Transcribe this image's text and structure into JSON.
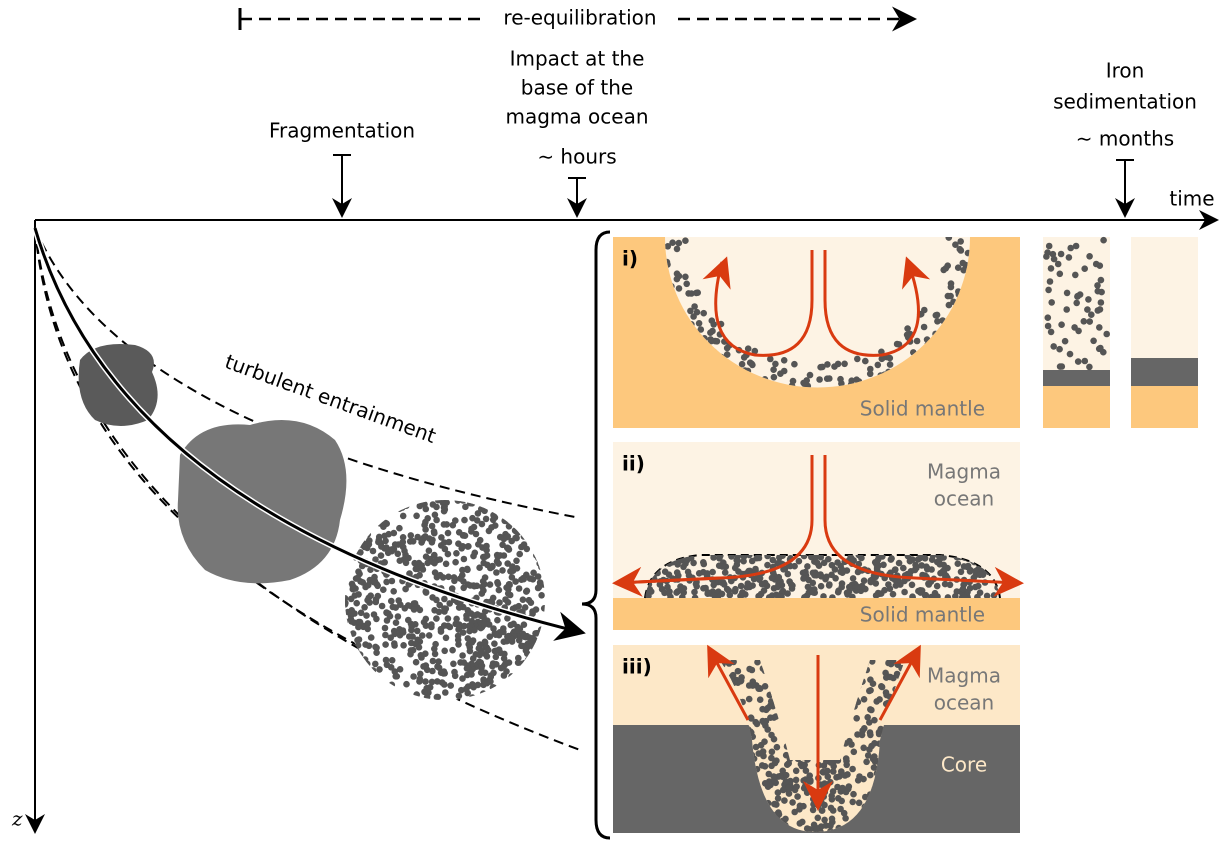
{
  "timeline": {
    "re_equilibration": "re-equilibration",
    "fragmentation": "Fragmentation",
    "impact": [
      "Impact at the",
      "base of the",
      "magma ocean",
      "∼ hours"
    ],
    "iron": [
      "Iron",
      "sedimentation",
      "∼ months"
    ],
    "time_label": "time",
    "depth_label": "z"
  },
  "entrainment_label": "turbulent entrainment",
  "panels": [
    {
      "label": "i)",
      "texts": [
        "Solid mantle"
      ]
    },
    {
      "label": "ii)",
      "texts": [
        "Magma",
        "ocean",
        "Solid mantle"
      ]
    },
    {
      "label": "iii)",
      "texts": [
        "Magma",
        "ocean",
        "Core"
      ]
    }
  ]
}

^^^^^^^^

• The problem
Reproduce the material above in full, exactly, with no images.

• Result of this exercise
Transcribe this image's text and structure into JSON.
{
  "timeline": {
    "re_equilibration": "re-equilibration",
    "fragmentation": "Fragmentation",
    "impact": [
      "Impact at the",
      "base of the",
      "magma ocean",
      "∼ hours"
    ],
    "iron": [
      "Iron",
      "sedimentation",
      "∼ months"
    ],
    "time_label": "time",
    "depth_label": "z"
  },
  "entrainment_label": "turbulent entrainment",
  "panels": [
    {
      "label": "i)",
      "texts": [
        "Solid mantle"
      ]
    },
    {
      "label": "ii)",
      "texts": [
        "Magma",
        "ocean",
        "Solid mantle"
      ]
    },
    {
      "label": "iii)",
      "texts": [
        "Magma",
        "ocean",
        "Core"
      ]
    }
  ]
}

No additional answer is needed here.